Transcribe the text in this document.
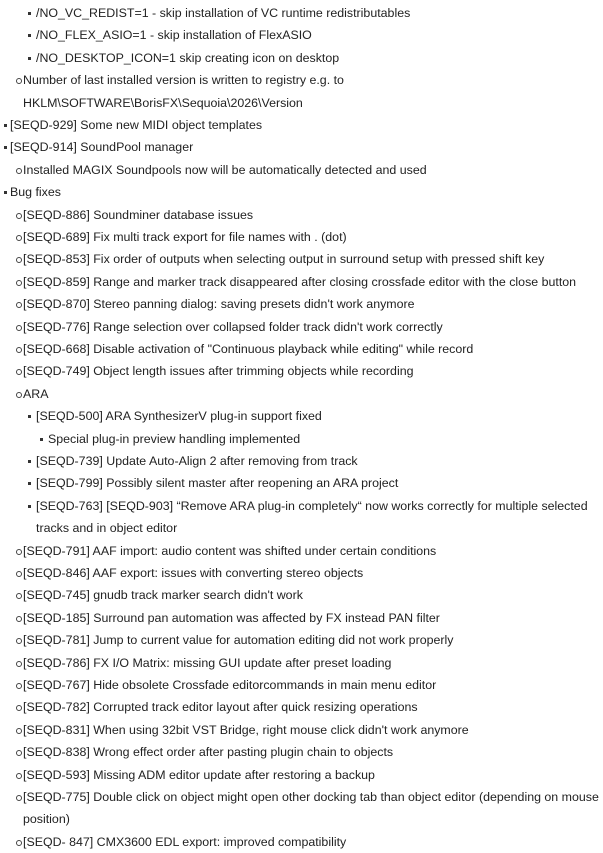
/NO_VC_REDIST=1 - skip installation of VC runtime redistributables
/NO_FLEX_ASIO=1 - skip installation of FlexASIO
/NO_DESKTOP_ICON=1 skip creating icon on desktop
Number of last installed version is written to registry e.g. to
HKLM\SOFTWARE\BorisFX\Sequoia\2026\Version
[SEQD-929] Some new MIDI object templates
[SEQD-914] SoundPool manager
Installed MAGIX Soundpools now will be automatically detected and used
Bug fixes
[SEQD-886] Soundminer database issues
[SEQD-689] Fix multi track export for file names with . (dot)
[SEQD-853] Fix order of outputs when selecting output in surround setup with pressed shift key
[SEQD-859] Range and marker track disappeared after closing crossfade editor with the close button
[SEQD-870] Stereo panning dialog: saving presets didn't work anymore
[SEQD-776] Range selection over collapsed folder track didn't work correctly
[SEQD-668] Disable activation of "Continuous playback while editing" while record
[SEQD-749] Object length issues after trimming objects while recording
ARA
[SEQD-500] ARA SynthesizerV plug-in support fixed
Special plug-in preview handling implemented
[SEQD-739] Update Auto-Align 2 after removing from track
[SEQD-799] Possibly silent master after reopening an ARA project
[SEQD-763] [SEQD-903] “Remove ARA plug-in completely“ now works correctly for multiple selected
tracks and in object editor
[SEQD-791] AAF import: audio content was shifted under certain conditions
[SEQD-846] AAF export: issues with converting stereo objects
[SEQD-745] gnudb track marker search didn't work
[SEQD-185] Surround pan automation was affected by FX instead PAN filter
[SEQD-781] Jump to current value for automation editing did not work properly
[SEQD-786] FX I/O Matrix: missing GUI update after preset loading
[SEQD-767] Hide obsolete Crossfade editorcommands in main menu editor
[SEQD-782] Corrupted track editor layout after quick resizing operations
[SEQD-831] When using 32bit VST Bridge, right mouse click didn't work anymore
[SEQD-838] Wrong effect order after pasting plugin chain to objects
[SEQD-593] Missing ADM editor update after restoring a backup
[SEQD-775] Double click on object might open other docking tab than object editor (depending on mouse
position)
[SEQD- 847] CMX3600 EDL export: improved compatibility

= = = =

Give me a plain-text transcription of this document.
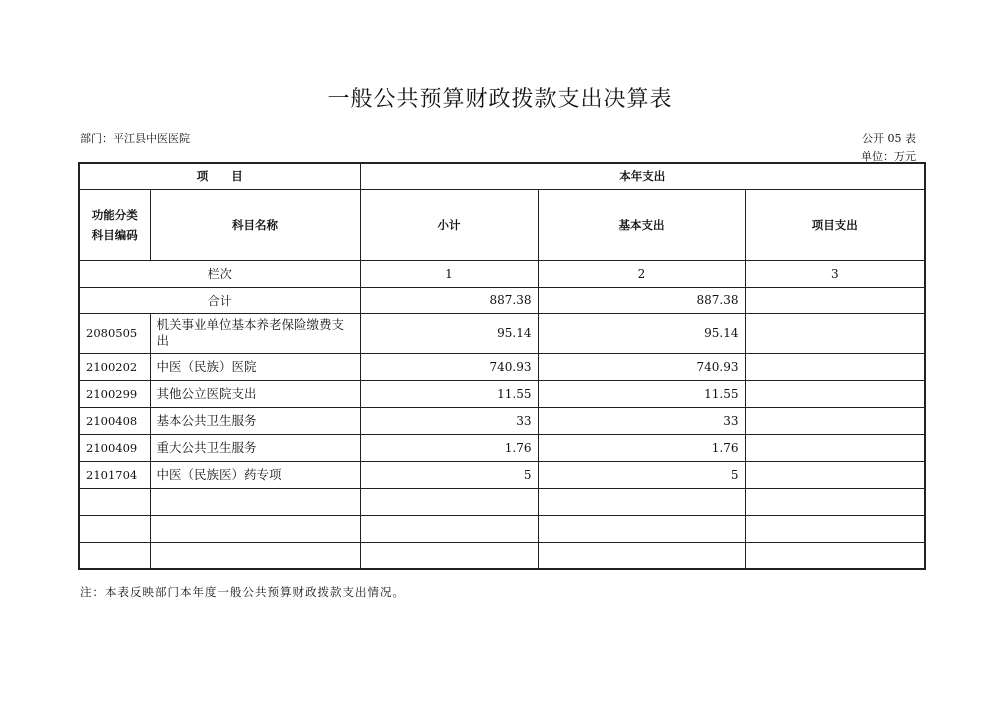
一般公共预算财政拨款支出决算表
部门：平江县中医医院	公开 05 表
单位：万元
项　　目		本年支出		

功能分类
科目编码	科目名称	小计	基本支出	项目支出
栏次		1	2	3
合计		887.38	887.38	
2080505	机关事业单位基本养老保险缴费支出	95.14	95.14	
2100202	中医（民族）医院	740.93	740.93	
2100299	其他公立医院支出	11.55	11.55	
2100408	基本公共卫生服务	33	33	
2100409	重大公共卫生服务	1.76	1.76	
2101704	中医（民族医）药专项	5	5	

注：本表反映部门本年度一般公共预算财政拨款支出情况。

= = = =

--- Task requirements ---
All lines above with "marker" in them should be returned.

--- Solution for this exercise ---
[SEQD-859] Range and marker track disappeared after closing crossfade editor with the close button
[SEQD-745] gnudb track marker search didn't work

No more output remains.